Dataset excerpts:
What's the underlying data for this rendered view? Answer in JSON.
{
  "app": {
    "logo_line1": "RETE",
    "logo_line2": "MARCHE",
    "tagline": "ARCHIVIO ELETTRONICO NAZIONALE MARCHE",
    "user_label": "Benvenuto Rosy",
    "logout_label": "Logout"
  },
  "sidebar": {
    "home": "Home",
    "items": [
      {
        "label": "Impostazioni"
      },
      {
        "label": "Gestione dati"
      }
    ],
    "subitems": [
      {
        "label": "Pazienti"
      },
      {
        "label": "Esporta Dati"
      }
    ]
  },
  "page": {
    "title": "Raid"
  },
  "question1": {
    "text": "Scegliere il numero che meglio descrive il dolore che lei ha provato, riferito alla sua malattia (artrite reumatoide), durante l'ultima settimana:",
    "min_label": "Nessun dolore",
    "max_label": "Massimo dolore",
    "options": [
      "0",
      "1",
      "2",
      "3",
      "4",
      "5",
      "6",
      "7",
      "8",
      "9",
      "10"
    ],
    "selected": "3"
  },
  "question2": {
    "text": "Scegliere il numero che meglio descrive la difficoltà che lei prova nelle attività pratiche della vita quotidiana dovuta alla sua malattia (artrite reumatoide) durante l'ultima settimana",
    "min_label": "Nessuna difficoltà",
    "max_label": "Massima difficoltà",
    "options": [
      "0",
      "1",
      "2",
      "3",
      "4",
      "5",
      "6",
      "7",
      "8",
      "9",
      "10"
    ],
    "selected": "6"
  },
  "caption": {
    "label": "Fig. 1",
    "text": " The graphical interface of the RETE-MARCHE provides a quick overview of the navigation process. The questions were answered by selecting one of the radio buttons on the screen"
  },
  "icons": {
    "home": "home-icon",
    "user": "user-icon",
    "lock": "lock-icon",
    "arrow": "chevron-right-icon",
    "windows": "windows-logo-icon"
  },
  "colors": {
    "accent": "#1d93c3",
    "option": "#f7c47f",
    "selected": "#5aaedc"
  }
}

● Written instruction:
Restate every record exactly, leaving nothing out.

● Solution for this task:
What's the underlying data for this rendered view? Answer in JSON.
{
  "app": {
    "logo_line1": "RETE",
    "logo_line2": "MARCHE",
    "tagline": "ARCHIVIO ELETTRONICO NAZIONALE MARCHE",
    "user_label": "Benvenuto Rosy",
    "logout_label": "Logout"
  },
  "sidebar": {
    "home": "Home",
    "items": [
      {
        "label": "Impostazioni"
      },
      {
        "label": "Gestione dati"
      }
    ],
    "subitems": [
      {
        "label": "Pazienti"
      },
      {
        "label": "Esporta Dati"
      }
    ]
  },
  "page": {
    "title": "Raid"
  },
  "question1": {
    "text": "Scegliere il numero che meglio descrive il dolore che lei ha provato, riferito alla sua malattia (artrite reumatoide), durante l'ultima settimana:",
    "min_label": "Nessun dolore",
    "max_label": "Massimo dolore",
    "options": [
      "0",
      "1",
      "2",
      "3",
      "4",
      "5",
      "6",
      "7",
      "8",
      "9",
      "10"
    ],
    "selected": "3"
  },
  "question2": {
    "text": "Scegliere il numero che meglio descrive la difficoltà che lei prova nelle attività pratiche della vita quotidiana dovuta alla sua malattia (artrite reumatoide) durante l'ultima settimana",
    "min_label": "Nessuna difficoltà",
    "max_label": "Massima difficoltà",
    "options": [
      "0",
      "1",
      "2",
      "3",
      "4",
      "5",
      "6",
      "7",
      "8",
      "9",
      "10"
    ],
    "selected": "6"
  },
  "caption": {
    "label": "Fig. 1",
    "text": " The graphical interface of the RETE-MARCHE provides a quick overview of the navigation process. The questions were answered by selecting one of the radio buttons on the screen"
  },
  "icons": {
    "home": "home-icon",
    "user": "user-icon",
    "lock": "lock-icon",
    "arrow": "chevron-right-icon",
    "windows": "windows-logo-icon"
  },
  "colors": {
    "accent": "#1d93c3",
    "option": "#f7c47f",
    "selected": "#5aaedc"
  }
}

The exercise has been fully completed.